» Task to complete: Reproduce the listing exactly and skip over any pictures.

Collected data
━━━━━━━━━━━━━━━━━━━━
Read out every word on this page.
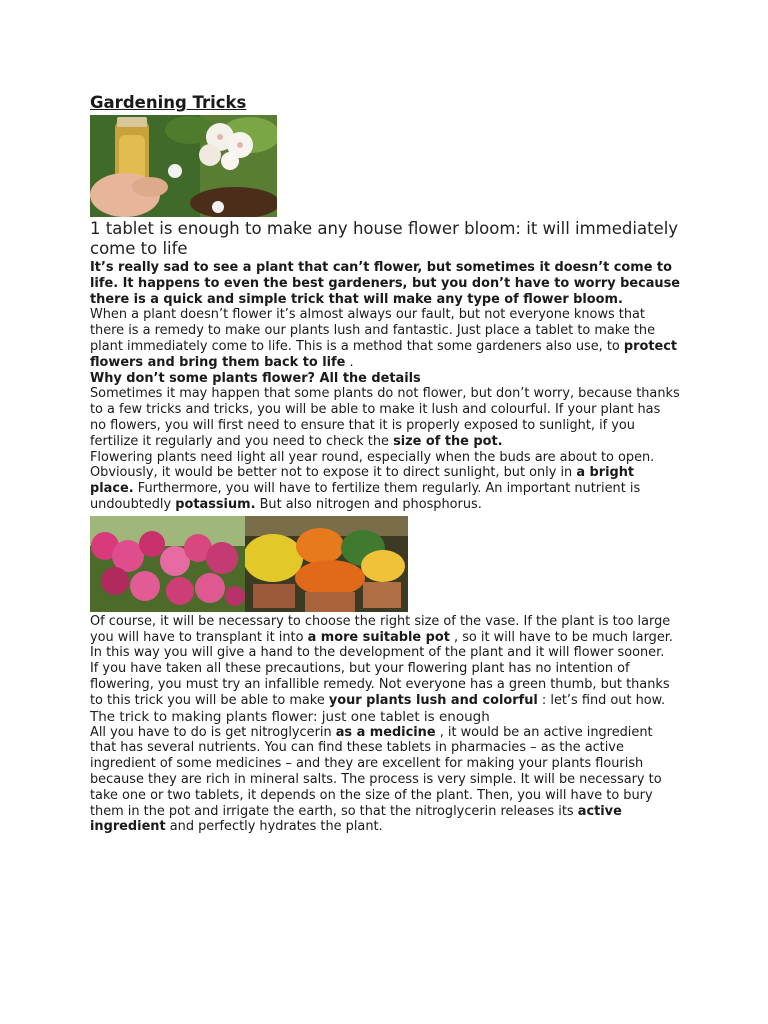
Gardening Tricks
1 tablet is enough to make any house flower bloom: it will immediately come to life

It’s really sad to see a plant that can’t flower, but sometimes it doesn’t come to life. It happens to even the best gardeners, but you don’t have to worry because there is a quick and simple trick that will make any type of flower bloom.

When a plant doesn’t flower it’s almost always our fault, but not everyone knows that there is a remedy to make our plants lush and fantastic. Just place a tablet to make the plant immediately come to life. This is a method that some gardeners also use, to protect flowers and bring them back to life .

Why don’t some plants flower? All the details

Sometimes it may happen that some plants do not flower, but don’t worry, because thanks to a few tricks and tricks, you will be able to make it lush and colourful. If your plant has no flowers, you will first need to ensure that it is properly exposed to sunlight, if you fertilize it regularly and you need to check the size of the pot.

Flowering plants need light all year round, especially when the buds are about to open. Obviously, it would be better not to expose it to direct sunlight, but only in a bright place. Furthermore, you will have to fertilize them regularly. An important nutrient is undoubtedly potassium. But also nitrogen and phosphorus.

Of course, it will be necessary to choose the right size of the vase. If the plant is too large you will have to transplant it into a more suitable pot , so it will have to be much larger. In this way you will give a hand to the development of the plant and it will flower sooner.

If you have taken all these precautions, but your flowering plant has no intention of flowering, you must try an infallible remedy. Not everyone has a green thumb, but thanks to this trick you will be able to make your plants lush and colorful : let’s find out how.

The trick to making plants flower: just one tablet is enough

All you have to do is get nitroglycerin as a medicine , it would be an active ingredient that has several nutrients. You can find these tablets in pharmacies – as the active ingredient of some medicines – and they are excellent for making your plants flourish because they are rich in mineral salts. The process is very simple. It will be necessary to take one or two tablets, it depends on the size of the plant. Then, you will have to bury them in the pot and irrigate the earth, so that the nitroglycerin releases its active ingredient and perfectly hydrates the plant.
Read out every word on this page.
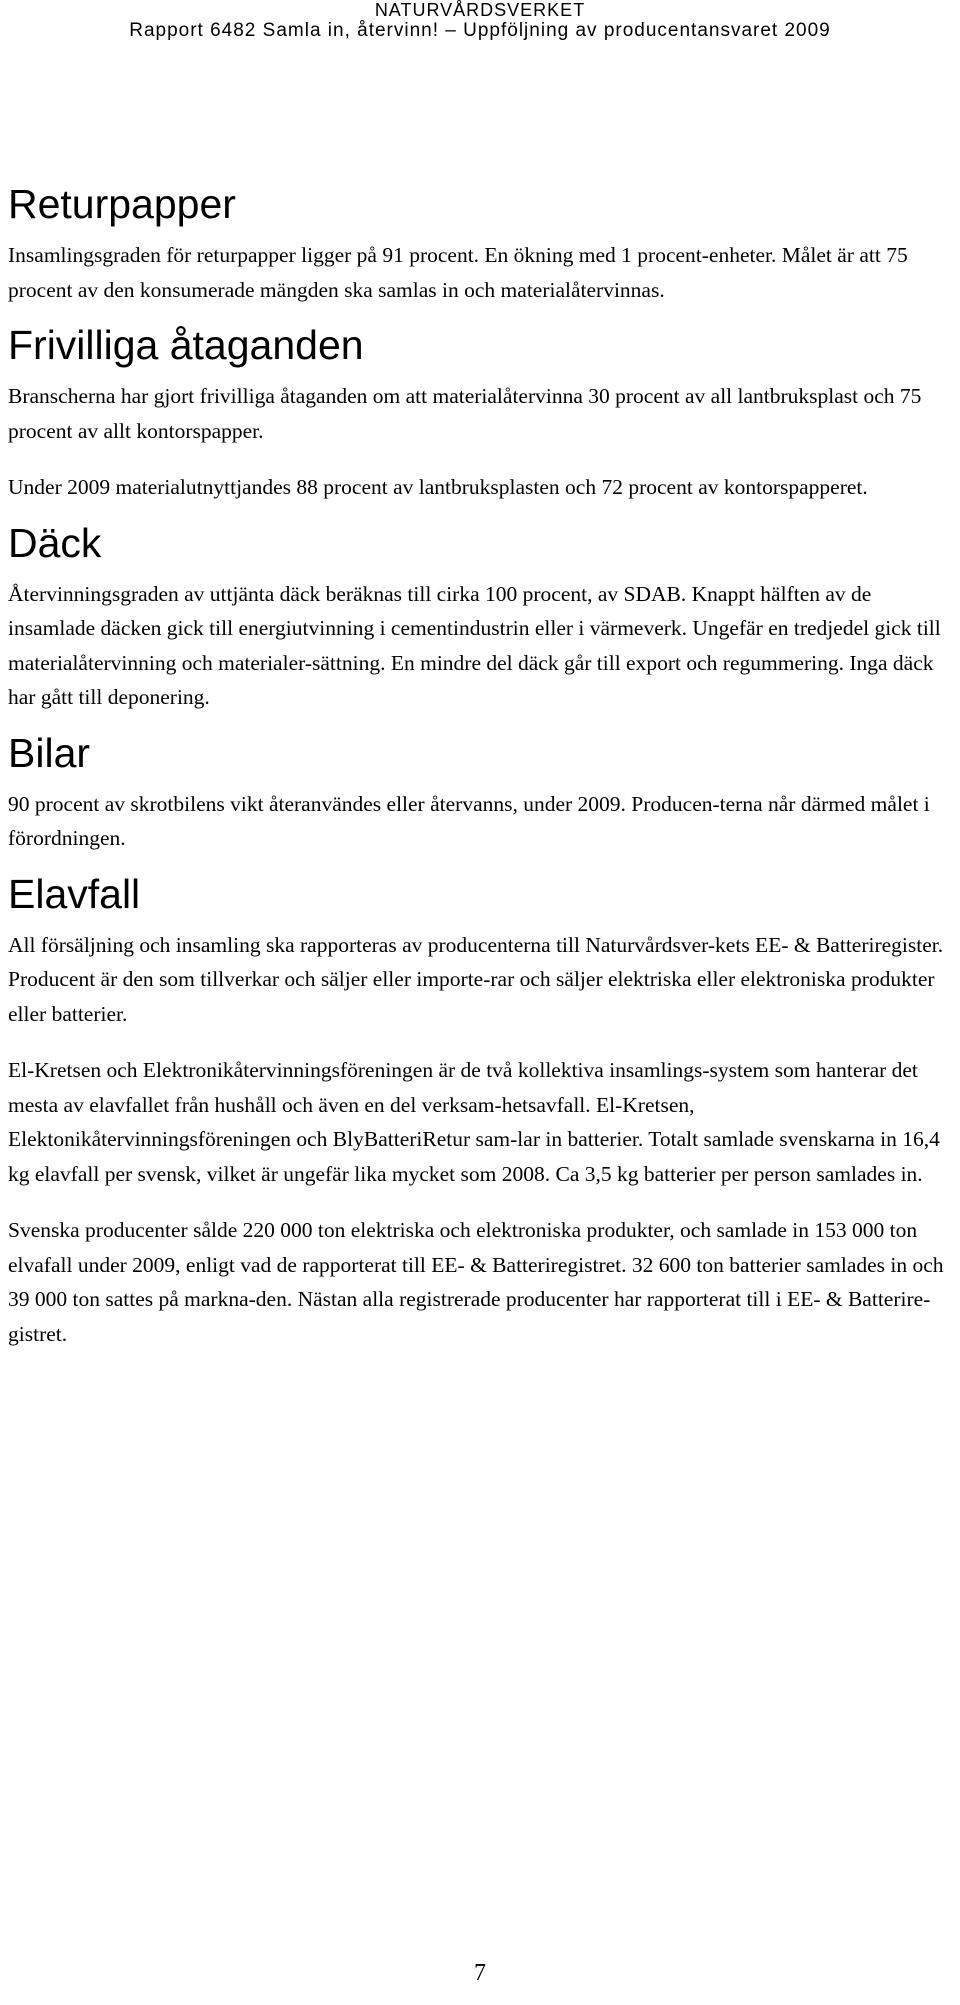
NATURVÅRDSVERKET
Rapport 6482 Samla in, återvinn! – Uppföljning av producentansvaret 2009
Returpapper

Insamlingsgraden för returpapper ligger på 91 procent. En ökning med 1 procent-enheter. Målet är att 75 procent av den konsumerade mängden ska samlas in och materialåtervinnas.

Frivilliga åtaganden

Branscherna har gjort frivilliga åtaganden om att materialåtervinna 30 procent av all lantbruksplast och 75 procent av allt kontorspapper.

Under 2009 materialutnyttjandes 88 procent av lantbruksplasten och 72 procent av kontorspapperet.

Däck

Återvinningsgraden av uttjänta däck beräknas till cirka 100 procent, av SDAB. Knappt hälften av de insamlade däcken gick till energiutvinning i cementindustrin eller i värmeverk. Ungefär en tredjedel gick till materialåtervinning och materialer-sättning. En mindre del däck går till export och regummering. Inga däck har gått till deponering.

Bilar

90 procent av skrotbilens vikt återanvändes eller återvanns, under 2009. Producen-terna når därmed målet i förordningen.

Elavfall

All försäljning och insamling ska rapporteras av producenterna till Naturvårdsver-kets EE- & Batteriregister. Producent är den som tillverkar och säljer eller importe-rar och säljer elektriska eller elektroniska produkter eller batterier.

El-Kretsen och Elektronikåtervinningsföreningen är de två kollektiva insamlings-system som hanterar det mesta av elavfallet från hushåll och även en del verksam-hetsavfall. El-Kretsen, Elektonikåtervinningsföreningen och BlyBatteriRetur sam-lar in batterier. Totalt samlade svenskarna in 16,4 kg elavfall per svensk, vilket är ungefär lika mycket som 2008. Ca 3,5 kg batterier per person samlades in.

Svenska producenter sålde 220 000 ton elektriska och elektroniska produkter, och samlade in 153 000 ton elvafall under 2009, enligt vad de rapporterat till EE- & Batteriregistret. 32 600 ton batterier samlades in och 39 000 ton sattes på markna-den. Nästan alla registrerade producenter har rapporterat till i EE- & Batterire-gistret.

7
━━━━━━━━━━━━━━━━━━━━
» Task result:
Read out every word on this page.
Gardening Tricks
1 tablet is enough to make any house flower bloom: it will immediately come to life

It’s really sad to see a plant that can’t flower, but sometimes it doesn’t come to life. It happens to even the best gardeners, but you don’t have to worry because there is a quick and simple trick that will make any type of flower bloom.

When a plant doesn’t flower it’s almost always our fault, but not everyone knows that there is a remedy to make our plants lush and fantastic. Just place a tablet to make the plant immediately come to life. This is a method that some gardeners also use, to protect flowers and bring them back to life .

Why don’t some plants flower? All the details

Sometimes it may happen that some plants do not flower, but don’t worry, because thanks to a few tricks and tricks, you will be able to make it lush and colourful. If your plant has no flowers, you will first need to ensure that it is properly exposed to sunlight, if you fertilize it regularly and you need to check the size of the pot.

Flowering plants need light all year round, especially when the buds are about to open. Obviously, it would be better not to expose it to direct sunlight, but only in a bright place. Furthermore, you will have to fertilize them regularly. An important nutrient is undoubtedly potassium. But also nitrogen and phosphorus.

Of course, it will be necessary to choose the right size of the vase. If the plant is too large you will have to transplant it into a more suitable pot , so it will have to be much larger. In this way you will give a hand to the development of the plant and it will flower sooner.

If you have taken all these precautions, but your flowering plant has no intention of flowering, you must try an infallible remedy. Not everyone has a green thumb, but thanks to this trick you will be able to make your plants lush and colorful : let’s find out how.

The trick to making plants flower: just one tablet is enough

All you have to do is get nitroglycerin as a medicine , it would be an active ingredient that has several nutrients. You can find these tablets in pharmacies – as the active ingredient of some medicines – and they are excellent for making your plants flourish because they are rich in mineral salts. The process is very simple. It will be necessary to take one or two tablets, it depends on the size of the plant. Then, you will have to bury them in the pot and irrigate the earth, so that the nitroglycerin releases its active ingredient and perfectly hydrates the plant.
Read out every word on this page.
NATURVÅRDSVERKET
Rapport 6482 Samla in, återvinn! – Uppföljning av producentansvaret 2009
Returpapper

Insamlingsgraden för returpapper ligger på 91 procent. En ökning med 1 procent-enheter. Målet är att 75 procent av den konsumerade mängden ska samlas in och materialåtervinnas.

Frivilliga åtaganden

Branscherna har gjort frivilliga åtaganden om att materialåtervinna 30 procent av all lantbruksplast och 75 procent av allt kontorspapper.

Under 2009 materialutnyttjandes 88 procent av lantbruksplasten och 72 procent av kontorspapperet.

Däck

Återvinningsgraden av uttjänta däck beräknas till cirka 100 procent, av SDAB. Knappt hälften av de insamlade däcken gick till energiutvinning i cementindustrin eller i värmeverk. Ungefär en tredjedel gick till materialåtervinning och materialer-sättning. En mindre del däck går till export och regummering. Inga däck har gått till deponering.

Bilar

90 procent av skrotbilens vikt återanvändes eller återvanns, under 2009. Producen-terna når därmed målet i förordningen.

Elavfall

All försäljning och insamling ska rapporteras av producenterna till Naturvårdsver-kets EE- & Batteriregister. Producent är den som tillverkar och säljer eller importe-rar och säljer elektriska eller elektroniska produkter eller batterier.

El-Kretsen och Elektronikåtervinningsföreningen är de två kollektiva insamlings-system som hanterar det mesta av elavfallet från hushåll och även en del verksam-hetsavfall. El-Kretsen, Elektonikåtervinningsföreningen och BlyBatteriRetur sam-lar in batterier. Totalt samlade svenskarna in 16,4 kg elavfall per svensk, vilket är ungefär lika mycket som 2008. Ca 3,5 kg batterier per person samlades in.

Svenska producenter sålde 220 000 ton elektriska och elektroniska produkter, och samlade in 153 000 ton elvafall under 2009, enligt vad de rapporterat till EE- & Batteriregistret. 32 600 ton batterier samlades in och 39 000 ton sattes på markna-den. Nästan alla registrerade producenter har rapporterat till i EE- & Batterire-gistret.

7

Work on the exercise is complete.